## Objective
Copy each line below that includes "Sept".

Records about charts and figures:
———
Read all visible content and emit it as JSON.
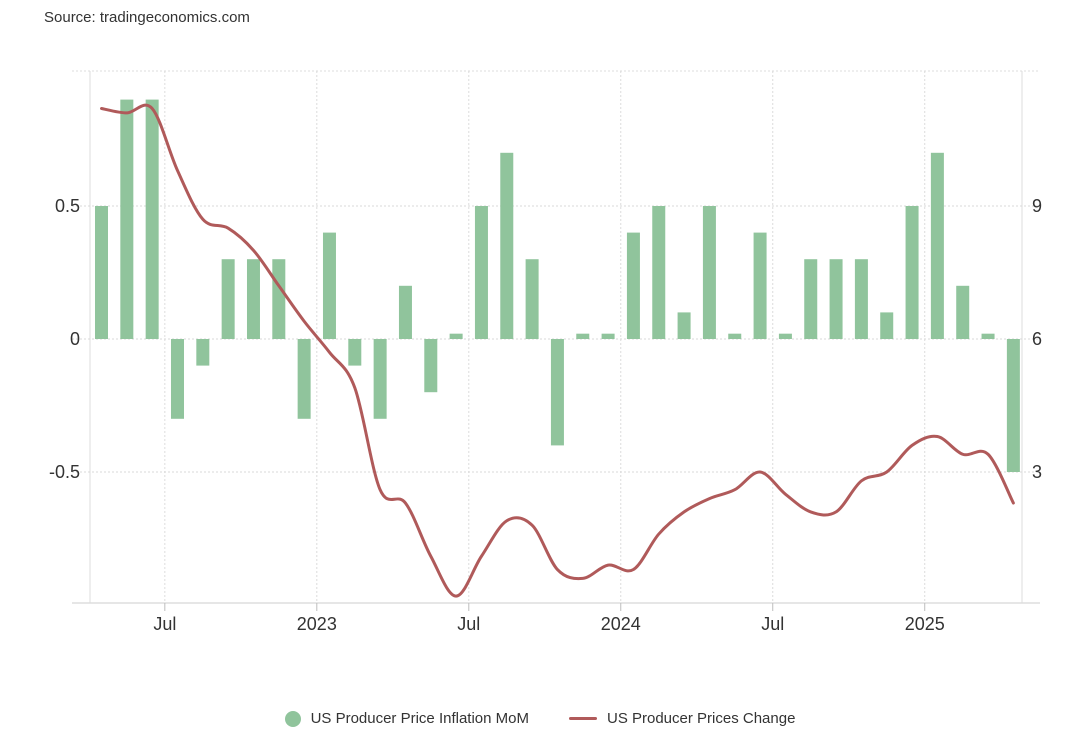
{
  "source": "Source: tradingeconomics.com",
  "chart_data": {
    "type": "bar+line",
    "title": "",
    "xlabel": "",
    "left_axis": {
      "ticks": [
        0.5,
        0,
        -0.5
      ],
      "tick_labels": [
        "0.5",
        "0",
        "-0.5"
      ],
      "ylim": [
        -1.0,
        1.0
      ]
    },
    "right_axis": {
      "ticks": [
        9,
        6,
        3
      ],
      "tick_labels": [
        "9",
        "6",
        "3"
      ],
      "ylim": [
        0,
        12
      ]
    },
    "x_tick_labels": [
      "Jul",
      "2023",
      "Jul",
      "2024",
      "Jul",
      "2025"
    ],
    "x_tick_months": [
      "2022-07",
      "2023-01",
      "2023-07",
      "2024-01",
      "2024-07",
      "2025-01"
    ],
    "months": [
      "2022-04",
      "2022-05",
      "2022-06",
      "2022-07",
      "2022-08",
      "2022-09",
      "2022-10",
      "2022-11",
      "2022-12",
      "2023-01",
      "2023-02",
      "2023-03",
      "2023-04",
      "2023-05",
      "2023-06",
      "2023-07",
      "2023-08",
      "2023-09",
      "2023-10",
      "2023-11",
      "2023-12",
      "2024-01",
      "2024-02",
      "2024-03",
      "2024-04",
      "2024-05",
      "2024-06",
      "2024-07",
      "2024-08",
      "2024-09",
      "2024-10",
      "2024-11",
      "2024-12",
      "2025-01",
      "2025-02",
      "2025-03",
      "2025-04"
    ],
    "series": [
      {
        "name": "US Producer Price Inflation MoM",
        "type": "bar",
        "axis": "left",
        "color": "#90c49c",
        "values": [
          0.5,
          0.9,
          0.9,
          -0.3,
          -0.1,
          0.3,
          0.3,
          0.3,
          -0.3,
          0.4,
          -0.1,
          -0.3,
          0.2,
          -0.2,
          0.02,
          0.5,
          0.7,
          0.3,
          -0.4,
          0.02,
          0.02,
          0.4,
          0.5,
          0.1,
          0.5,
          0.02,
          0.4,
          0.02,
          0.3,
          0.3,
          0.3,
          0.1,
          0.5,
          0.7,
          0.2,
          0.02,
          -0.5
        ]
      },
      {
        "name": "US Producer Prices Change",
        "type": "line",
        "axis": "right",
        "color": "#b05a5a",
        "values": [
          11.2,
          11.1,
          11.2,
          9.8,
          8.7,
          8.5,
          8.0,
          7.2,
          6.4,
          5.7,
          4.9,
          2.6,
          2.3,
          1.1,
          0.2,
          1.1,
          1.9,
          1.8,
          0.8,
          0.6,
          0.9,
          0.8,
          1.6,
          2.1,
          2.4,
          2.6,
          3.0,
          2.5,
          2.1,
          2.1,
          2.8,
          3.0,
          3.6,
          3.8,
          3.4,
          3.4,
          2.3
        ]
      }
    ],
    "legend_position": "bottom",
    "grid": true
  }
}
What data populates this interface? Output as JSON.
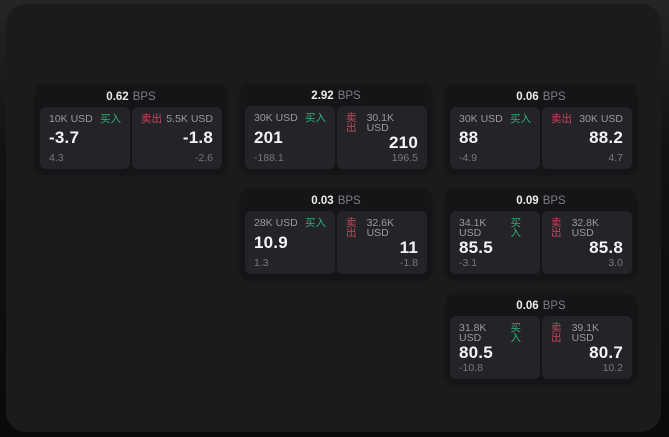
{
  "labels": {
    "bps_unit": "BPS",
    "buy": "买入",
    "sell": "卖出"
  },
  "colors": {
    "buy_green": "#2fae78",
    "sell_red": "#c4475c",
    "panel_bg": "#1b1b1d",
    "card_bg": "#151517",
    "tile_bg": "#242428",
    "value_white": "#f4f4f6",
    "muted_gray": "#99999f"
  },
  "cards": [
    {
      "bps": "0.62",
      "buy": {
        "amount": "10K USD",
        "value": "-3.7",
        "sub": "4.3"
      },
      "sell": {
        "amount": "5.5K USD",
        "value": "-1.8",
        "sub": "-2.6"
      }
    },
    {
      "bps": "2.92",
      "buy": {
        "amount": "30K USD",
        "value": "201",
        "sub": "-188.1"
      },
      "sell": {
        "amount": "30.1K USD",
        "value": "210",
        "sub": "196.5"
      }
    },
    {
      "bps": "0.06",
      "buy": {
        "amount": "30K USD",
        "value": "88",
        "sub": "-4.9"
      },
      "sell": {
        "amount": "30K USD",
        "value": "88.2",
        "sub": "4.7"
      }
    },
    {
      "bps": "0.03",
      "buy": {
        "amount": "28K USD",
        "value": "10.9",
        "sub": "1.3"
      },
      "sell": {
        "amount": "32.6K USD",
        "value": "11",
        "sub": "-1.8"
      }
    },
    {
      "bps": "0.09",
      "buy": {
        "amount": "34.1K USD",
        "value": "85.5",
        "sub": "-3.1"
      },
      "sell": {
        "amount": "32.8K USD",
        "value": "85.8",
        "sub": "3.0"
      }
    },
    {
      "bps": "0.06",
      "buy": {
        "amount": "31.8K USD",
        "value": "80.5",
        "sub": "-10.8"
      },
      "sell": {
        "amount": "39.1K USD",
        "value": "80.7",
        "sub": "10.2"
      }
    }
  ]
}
———
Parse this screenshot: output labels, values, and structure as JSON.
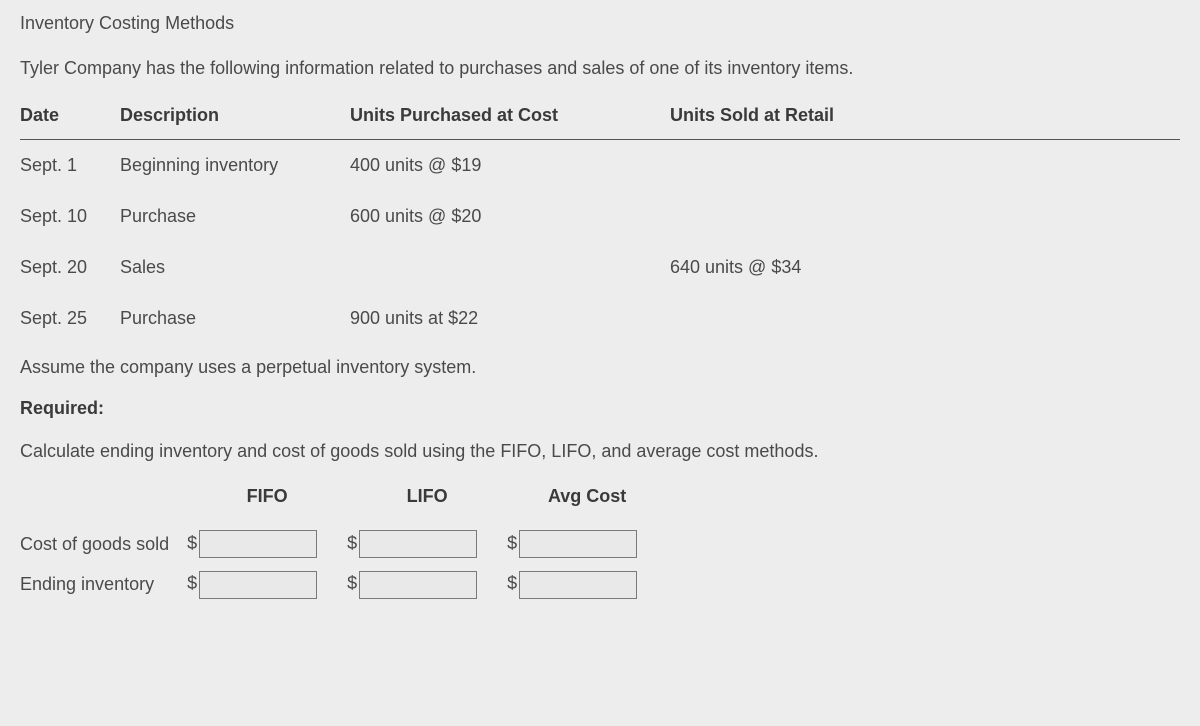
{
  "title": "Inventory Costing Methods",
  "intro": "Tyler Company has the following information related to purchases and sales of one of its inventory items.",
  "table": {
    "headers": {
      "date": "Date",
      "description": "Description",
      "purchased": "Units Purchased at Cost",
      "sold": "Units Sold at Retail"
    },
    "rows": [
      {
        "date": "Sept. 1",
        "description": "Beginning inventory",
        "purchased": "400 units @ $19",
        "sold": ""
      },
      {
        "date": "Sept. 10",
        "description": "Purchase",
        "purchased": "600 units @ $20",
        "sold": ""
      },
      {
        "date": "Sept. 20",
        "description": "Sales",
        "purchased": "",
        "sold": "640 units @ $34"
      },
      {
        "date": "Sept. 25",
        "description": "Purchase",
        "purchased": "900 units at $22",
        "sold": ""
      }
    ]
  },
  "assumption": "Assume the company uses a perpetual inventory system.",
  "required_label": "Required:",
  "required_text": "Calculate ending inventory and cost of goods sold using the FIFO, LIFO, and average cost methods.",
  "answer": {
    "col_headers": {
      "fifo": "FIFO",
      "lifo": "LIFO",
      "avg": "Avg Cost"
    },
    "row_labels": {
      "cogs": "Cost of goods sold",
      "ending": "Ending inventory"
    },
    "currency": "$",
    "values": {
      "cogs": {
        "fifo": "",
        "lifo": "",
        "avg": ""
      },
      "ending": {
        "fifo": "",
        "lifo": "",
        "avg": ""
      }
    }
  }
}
———
## Final result
        "date": "Sept. 1",
        "date": "Sept. 10",
        "date": "Sept. 20",
        "date": "Sept. 25",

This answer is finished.